DIRECTIONS:
Copy out each line that has "this" in it.
──────── DATA TO PROCESS ────────
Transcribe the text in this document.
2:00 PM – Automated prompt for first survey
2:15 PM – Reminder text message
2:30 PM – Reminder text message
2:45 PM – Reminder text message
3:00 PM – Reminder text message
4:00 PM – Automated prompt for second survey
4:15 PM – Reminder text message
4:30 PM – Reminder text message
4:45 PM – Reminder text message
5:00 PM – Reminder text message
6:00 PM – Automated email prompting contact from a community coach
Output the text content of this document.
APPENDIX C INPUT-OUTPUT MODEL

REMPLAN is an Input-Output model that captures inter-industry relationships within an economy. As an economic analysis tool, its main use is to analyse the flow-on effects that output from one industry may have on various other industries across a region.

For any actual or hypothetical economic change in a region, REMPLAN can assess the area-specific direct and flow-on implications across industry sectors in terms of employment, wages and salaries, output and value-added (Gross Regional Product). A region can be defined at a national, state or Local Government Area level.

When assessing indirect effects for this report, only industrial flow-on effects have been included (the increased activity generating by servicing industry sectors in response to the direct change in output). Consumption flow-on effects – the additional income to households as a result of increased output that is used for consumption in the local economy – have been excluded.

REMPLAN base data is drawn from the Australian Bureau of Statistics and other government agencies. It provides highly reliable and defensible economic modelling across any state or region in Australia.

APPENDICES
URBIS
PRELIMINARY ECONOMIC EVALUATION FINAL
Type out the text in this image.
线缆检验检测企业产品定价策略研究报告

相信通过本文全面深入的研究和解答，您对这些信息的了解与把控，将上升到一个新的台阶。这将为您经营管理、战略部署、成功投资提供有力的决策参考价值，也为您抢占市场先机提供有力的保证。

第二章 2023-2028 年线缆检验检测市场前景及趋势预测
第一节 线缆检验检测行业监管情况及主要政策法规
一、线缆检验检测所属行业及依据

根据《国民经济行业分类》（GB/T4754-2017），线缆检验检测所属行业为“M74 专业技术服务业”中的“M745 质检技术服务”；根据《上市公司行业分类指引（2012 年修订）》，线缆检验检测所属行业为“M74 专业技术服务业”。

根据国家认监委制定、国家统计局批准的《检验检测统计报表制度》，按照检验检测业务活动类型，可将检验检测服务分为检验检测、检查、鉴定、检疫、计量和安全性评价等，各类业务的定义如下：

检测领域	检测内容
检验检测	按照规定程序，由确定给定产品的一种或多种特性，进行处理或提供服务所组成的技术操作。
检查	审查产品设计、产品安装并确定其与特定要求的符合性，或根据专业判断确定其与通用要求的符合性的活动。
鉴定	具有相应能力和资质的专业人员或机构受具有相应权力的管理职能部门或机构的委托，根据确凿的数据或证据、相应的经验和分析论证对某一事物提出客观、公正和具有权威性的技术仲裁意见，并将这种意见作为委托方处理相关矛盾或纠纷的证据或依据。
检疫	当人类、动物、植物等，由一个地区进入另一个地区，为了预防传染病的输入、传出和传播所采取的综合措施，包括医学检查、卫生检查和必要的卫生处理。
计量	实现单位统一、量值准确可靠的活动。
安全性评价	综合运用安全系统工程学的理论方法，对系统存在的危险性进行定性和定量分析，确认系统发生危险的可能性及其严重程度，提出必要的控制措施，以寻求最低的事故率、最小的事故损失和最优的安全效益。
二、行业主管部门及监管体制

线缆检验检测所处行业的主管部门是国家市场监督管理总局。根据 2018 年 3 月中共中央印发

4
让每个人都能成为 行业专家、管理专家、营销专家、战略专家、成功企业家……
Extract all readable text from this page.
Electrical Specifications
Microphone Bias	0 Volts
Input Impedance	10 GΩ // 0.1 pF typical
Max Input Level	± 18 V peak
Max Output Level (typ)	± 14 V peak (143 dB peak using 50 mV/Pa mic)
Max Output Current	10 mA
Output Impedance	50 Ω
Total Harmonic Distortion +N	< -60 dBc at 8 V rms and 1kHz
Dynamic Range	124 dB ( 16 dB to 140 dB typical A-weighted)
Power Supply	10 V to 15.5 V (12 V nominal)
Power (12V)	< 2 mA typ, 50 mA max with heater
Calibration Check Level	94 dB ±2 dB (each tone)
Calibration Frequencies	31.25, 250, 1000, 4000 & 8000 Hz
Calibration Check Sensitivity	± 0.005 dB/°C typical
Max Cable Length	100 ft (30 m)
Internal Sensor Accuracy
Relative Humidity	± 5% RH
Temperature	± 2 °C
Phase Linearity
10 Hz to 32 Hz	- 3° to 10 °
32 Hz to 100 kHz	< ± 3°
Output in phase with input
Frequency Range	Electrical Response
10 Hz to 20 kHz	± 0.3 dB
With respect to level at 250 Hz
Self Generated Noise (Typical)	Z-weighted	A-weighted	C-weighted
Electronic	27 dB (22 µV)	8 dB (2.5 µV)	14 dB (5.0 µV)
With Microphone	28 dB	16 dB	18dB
────────
TASK RESULT:
Transcribe the text in this document.
Output the text content of this document.
When assessing indirect effects for this report, only industrial flow-on effects have been included (the increased activity generating by servicing industry sectors in response to the direct change in output). Consumption flow-on effects – the additional income to households as a result of increased output that is used for consumption in the local economy – have been excluded.
Type out the text in this image.
Extract all readable text from this page.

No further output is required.